▸ WORK TO COMPLETE
The records below must be transcribed exactly. Do not include the pictures.

begin PROVIDED ENTRIES

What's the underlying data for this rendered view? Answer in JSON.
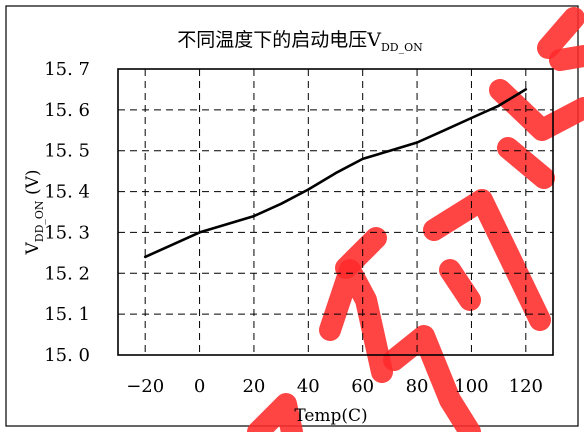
{
  "chart_data": {
    "type": "line",
    "title": "不同温度下的启动电压V",
    "title_subscript": "DD_ON",
    "xlabel": "Temp(C)",
    "ylabel": "V",
    "ylabel_subscript": "DD_ON",
    "ylabel_unit": " (V)",
    "xlim": [
      -30,
      130
    ],
    "ylim": [
      15.0,
      15.7
    ],
    "grid": true,
    "x_ticks": [
      -20,
      0,
      20,
      40,
      60,
      80,
      100,
      120
    ],
    "x_tick_labels": [
      "−20",
      "0",
      "20",
      "40",
      "60",
      "80",
      "100",
      "120"
    ],
    "y_ticks": [
      15.0,
      15.1,
      15.2,
      15.3,
      15.4,
      15.5,
      15.6,
      15.7
    ],
    "y_tick_labels": [
      "15. 0",
      "15. 1",
      "15. 2",
      "15. 3",
      "15. 4",
      "15. 5",
      "15. 6",
      "15. 7"
    ],
    "series": [
      {
        "x": [
          -20,
          -10,
          0,
          10,
          20,
          30,
          40,
          50,
          60,
          70,
          80,
          90,
          100,
          110,
          120
        ],
        "y": [
          15.24,
          15.27,
          15.3,
          15.32,
          15.34,
          15.37,
          15.405,
          15.445,
          15.48,
          15.5,
          15.52,
          15.55,
          15.58,
          15.61,
          15.65
        ],
        "color": "#000000"
      }
    ]
  },
  "watermark": {
    "color": "#ff2a2a"
  }
}
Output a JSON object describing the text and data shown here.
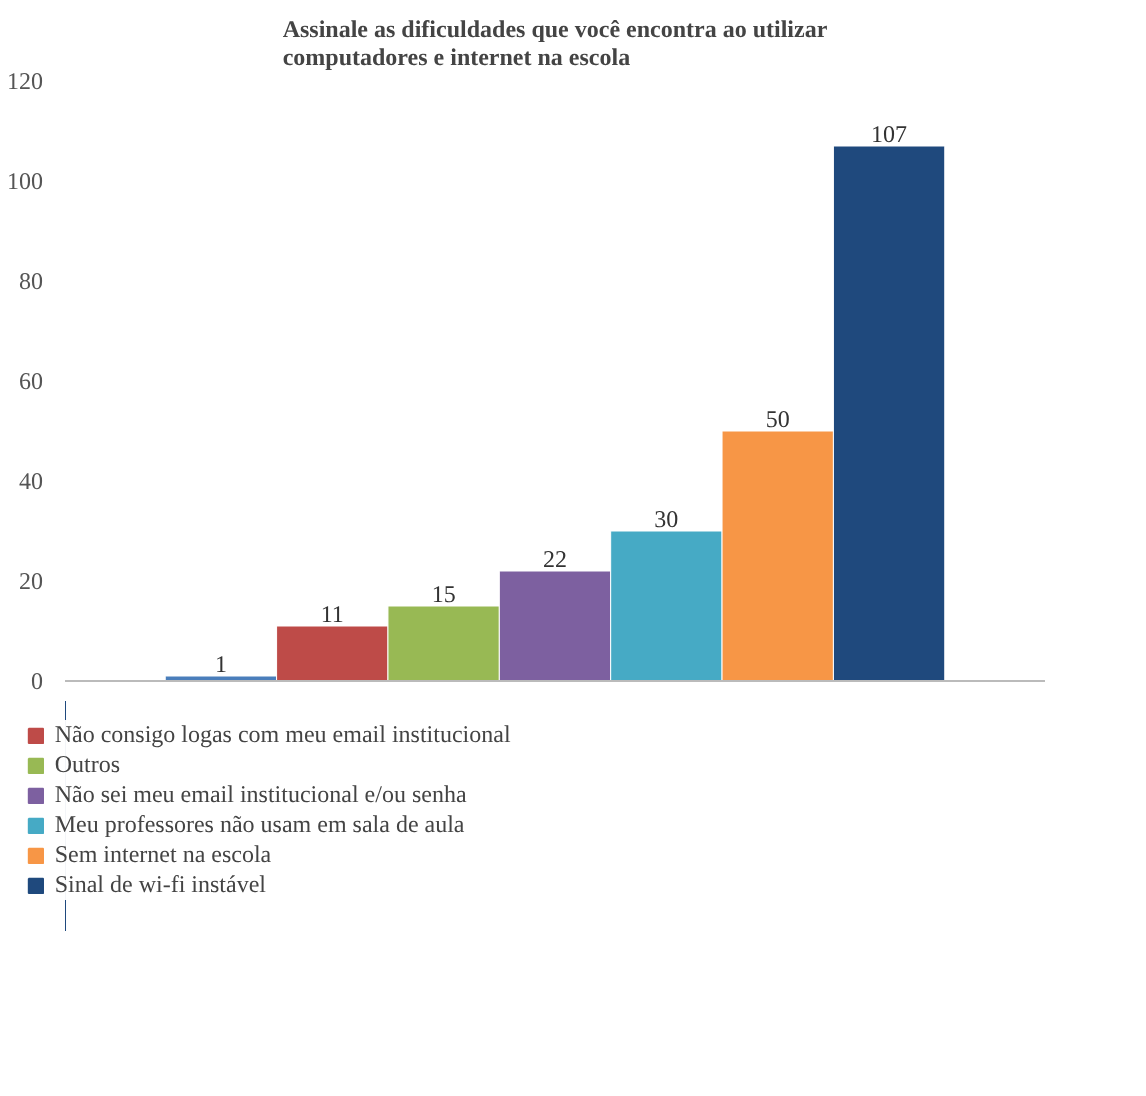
{
  "chart_data": {
    "type": "bar",
    "title": "Assinale as dificuldades que você encontra ao utilizar computadores e internet na escola",
    "categories": [
      null
    ],
    "ylim": [
      0,
      120
    ],
    "yticks": [
      0,
      20,
      40,
      60,
      80,
      100,
      120
    ],
    "grid": false,
    "legend": "bottom",
    "data_labels": true,
    "series": [
      {
        "color": "#4a7ebb",
        "values": [
          1
        ]
      },
      {
        "name": "Não consigo logas com meu email institucional",
        "color": "#be4b48",
        "values": [
          11
        ]
      },
      {
        "name": "Outros",
        "color": "#98b954",
        "values": [
          15
        ]
      },
      {
        "name": "Não sei meu email institucional e/ou senha",
        "color": "#7d60a0",
        "values": [
          22
        ]
      },
      {
        "name": "Meu professores não usam em sala de aula",
        "color": "#46aac5",
        "values": [
          30
        ]
      },
      {
        "name": "Sem internet na escola",
        "color": "#f79646",
        "values": [
          50
        ]
      },
      {
        "name": "Sinal de wi-fi instável",
        "color": "#1f497d",
        "values": [
          107
        ]
      }
    ]
  }
}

end PROVIDED ENTRIES

▸ ANSWER IN FULL
What's the underlying data for this rendered view? Answer in JSON.
{
  "chart_data": {
    "type": "line",
    "title": "不同温度下的启动电压V",
    "title_subscript": "DD_ON",
    "xlabel": "Temp(C)",
    "ylabel": "V",
    "ylabel_subscript": "DD_ON",
    "ylabel_unit": " (V)",
    "xlim": [
      -30,
      130
    ],
    "ylim": [
      15.0,
      15.7
    ],
    "grid": true,
    "x_ticks": [
      -20,
      0,
      20,
      40,
      60,
      80,
      100,
      120
    ],
    "x_tick_labels": [
      "−20",
      "0",
      "20",
      "40",
      "60",
      "80",
      "100",
      "120"
    ],
    "y_ticks": [
      15.0,
      15.1,
      15.2,
      15.3,
      15.4,
      15.5,
      15.6,
      15.7
    ],
    "y_tick_labels": [
      "15. 0",
      "15. 1",
      "15. 2",
      "15. 3",
      "15. 4",
      "15. 5",
      "15. 6",
      "15. 7"
    ],
    "series": [
      {
        "x": [
          -20,
          -10,
          0,
          10,
          20,
          30,
          40,
          50,
          60,
          70,
          80,
          90,
          100,
          110,
          120
        ],
        "y": [
          15.24,
          15.27,
          15.3,
          15.32,
          15.34,
          15.37,
          15.405,
          15.445,
          15.48,
          15.5,
          15.52,
          15.55,
          15.58,
          15.61,
          15.65
        ],
        "color": "#000000"
      }
    ]
  },
  "watermark": {
    "color": "#ff2a2a"
  }
}
Output a JSON object describing the text and data shown here.
{
  "chart_data": {
    "type": "bar",
    "title": "Assinale as dificuldades que você encontra ao utilizar computadores e internet na escola",
    "categories": [
      null
    ],
    "ylim": [
      0,
      120
    ],
    "yticks": [
      0,
      20,
      40,
      60,
      80,
      100,
      120
    ],
    "grid": false,
    "legend": "bottom",
    "data_labels": true,
    "series": [
      {
        "color": "#4a7ebb",
        "values": [
          1
        ]
      },
      {
        "name": "Não consigo logas com meu email institucional",
        "color": "#be4b48",
        "values": [
          11
        ]
      },
      {
        "name": "Outros",
        "color": "#98b954",
        "values": [
          15
        ]
      },
      {
        "name": "Não sei meu email institucional e/ou senha",
        "color": "#7d60a0",
        "values": [
          22
        ]
      },
      {
        "name": "Meu professores não usam em sala de aula",
        "color": "#46aac5",
        "values": [
          30
        ]
      },
      {
        "name": "Sem internet na escola",
        "color": "#f79646",
        "values": [
          50
        ]
      },
      {
        "name": "Sinal de wi-fi instável",
        "color": "#1f497d",
        "values": [
          107
        ]
      }
    ]
  }
}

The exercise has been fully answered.